* RECORDS SUPPLIED:
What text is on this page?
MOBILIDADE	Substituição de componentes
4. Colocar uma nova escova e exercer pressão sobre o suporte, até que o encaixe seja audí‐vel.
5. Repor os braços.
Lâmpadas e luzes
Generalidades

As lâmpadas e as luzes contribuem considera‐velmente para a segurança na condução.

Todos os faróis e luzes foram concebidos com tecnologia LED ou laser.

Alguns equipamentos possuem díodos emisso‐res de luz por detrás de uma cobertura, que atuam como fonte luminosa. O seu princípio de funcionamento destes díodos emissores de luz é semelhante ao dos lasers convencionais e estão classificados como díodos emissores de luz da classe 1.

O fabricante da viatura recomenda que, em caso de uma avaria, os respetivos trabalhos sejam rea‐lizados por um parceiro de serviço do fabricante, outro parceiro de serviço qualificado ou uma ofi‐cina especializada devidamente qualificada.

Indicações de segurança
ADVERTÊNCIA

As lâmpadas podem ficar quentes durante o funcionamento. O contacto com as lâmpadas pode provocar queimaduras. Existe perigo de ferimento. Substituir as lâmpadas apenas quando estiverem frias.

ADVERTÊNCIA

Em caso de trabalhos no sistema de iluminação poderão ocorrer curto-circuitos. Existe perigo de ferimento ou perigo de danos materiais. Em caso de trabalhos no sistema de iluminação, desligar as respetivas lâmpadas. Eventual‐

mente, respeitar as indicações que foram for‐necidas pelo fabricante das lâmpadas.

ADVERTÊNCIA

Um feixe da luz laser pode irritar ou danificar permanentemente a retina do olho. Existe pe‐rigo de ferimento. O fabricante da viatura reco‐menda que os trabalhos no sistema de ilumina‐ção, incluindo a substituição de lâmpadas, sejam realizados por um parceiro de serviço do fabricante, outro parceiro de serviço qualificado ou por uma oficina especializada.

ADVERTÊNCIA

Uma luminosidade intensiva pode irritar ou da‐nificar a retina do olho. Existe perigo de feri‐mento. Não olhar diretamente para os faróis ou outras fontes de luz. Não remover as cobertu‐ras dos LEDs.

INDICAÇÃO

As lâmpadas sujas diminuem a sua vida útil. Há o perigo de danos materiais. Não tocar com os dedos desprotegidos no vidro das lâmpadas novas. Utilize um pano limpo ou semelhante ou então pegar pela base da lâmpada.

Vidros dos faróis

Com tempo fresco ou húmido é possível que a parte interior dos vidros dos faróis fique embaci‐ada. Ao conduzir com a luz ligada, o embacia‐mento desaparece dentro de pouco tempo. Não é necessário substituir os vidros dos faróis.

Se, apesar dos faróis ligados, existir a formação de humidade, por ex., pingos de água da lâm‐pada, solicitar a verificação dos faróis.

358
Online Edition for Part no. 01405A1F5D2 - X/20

==

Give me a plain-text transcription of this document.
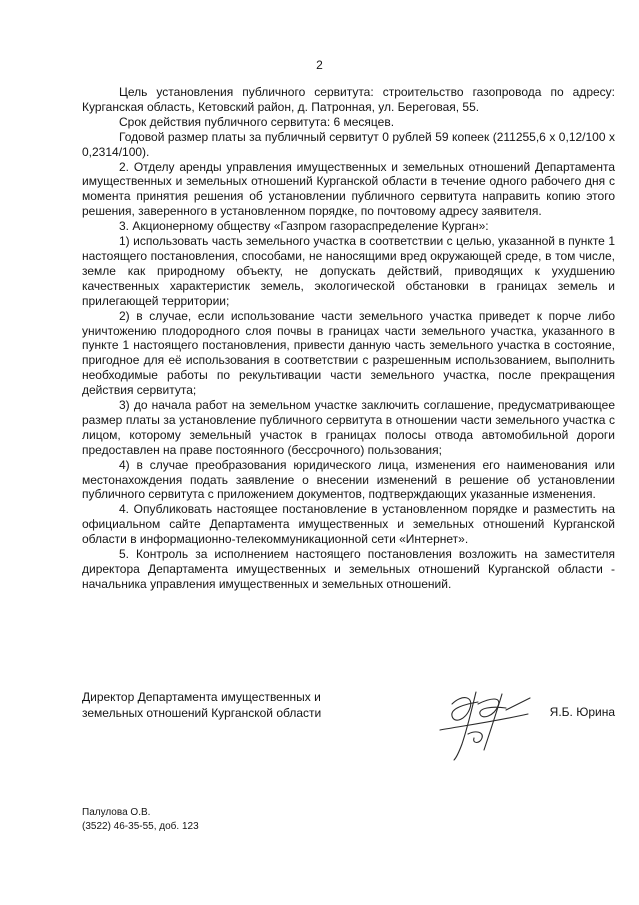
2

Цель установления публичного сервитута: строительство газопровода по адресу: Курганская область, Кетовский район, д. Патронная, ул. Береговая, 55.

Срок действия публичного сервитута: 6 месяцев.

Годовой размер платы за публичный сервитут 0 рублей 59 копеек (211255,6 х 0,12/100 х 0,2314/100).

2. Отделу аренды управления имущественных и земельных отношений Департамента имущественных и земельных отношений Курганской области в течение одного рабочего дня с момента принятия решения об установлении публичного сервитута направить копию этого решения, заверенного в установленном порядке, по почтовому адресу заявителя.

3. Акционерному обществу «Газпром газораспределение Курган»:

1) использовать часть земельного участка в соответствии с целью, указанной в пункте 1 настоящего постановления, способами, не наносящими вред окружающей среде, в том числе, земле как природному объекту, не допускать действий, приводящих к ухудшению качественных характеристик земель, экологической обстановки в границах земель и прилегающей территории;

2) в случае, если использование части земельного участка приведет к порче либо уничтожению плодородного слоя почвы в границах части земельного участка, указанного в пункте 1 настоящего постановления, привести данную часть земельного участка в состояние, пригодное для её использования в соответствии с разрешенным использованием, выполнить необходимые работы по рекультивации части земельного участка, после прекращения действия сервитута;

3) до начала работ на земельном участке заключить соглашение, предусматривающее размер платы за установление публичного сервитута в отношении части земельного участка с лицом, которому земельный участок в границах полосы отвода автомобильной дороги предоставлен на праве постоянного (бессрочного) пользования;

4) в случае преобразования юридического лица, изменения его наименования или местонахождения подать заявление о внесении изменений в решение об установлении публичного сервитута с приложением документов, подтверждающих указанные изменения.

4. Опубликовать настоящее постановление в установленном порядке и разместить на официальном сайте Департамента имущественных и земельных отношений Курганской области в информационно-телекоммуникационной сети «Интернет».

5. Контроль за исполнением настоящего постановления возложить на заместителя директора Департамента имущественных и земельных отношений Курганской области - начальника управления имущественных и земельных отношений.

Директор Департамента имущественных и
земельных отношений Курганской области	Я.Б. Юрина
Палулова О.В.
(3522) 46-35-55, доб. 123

--

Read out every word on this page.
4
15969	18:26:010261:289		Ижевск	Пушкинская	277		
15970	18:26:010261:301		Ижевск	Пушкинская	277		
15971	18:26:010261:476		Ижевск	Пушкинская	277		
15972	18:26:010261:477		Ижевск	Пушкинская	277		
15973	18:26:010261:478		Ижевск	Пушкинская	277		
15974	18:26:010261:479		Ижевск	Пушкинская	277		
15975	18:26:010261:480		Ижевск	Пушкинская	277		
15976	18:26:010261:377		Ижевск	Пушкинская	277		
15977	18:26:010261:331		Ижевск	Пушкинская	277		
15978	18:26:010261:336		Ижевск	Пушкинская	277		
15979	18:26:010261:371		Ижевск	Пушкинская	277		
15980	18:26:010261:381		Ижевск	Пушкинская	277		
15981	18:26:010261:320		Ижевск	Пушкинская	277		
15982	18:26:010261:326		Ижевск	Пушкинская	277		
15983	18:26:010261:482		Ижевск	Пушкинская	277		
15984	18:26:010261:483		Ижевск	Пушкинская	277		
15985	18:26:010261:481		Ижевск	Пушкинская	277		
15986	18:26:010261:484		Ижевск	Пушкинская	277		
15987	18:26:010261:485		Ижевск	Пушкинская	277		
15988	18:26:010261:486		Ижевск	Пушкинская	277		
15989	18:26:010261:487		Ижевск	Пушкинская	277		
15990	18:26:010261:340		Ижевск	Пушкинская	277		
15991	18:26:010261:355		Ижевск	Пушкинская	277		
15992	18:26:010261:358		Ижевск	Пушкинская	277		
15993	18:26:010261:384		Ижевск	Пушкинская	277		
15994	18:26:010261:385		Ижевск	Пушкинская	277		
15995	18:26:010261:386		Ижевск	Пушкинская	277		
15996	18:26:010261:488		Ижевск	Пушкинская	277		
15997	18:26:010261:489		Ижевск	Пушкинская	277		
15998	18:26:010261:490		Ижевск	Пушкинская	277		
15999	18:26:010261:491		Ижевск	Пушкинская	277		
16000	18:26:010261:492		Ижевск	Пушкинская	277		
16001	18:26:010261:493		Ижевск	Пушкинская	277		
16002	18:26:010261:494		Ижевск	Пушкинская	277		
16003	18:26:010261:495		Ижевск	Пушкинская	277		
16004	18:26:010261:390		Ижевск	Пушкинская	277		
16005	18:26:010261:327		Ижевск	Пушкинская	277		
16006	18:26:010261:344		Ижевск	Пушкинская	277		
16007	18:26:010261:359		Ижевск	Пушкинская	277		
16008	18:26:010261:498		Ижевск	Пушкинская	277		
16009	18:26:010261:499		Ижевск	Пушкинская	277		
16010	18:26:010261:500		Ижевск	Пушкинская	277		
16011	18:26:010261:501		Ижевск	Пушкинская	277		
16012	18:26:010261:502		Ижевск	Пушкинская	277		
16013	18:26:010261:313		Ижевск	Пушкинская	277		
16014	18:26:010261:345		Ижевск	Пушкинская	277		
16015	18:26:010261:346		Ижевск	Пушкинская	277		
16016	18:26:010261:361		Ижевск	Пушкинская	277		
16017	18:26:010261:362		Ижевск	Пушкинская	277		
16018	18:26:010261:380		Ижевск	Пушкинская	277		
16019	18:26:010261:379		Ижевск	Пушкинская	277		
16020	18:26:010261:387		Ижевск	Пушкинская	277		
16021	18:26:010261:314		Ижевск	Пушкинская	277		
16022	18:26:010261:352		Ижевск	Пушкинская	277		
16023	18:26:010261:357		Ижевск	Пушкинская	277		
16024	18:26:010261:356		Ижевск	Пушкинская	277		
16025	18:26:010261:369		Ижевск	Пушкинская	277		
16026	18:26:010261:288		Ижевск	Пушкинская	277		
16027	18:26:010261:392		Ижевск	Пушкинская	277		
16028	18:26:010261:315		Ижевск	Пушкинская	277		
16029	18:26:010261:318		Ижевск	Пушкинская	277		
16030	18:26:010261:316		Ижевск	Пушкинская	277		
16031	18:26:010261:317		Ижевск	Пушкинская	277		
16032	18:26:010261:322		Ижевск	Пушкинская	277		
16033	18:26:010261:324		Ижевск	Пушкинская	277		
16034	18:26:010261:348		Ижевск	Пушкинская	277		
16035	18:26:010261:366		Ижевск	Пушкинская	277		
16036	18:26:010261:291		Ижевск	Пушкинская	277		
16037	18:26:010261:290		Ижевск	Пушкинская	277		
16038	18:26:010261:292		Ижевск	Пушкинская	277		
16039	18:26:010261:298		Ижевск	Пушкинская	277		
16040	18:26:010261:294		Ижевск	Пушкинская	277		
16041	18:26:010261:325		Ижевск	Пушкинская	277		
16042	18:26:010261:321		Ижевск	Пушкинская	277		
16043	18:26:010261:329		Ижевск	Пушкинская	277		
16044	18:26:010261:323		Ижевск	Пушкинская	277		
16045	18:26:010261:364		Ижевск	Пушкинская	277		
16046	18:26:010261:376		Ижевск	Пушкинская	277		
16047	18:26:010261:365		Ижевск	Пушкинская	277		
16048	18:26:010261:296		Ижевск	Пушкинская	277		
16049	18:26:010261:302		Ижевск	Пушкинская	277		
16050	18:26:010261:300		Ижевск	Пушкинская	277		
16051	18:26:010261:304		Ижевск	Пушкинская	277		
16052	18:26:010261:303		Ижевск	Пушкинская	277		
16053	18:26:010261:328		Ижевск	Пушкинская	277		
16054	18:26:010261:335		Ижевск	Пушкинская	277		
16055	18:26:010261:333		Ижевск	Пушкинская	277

* WORK REQUIRED: Locate the word "управления" in the records above, and return each line that has it.

* RESPONSE BELOW:
2. Отделу аренды управления имущественных и земельных отношений Департамента имущественных и земельных отношений Курганской области в течение одного рабочего дня с момента принятия решения об установлении публичного сервитута направить копию этого решения, заверенного в установленном порядке, по почтовому адресу заявителя.
5. Контроль за исполнением настоящего постановления возложить на заместителя директора Департамента имущественных и земельных отношений Курганской области - начальника управления имущественных и земельных отношений.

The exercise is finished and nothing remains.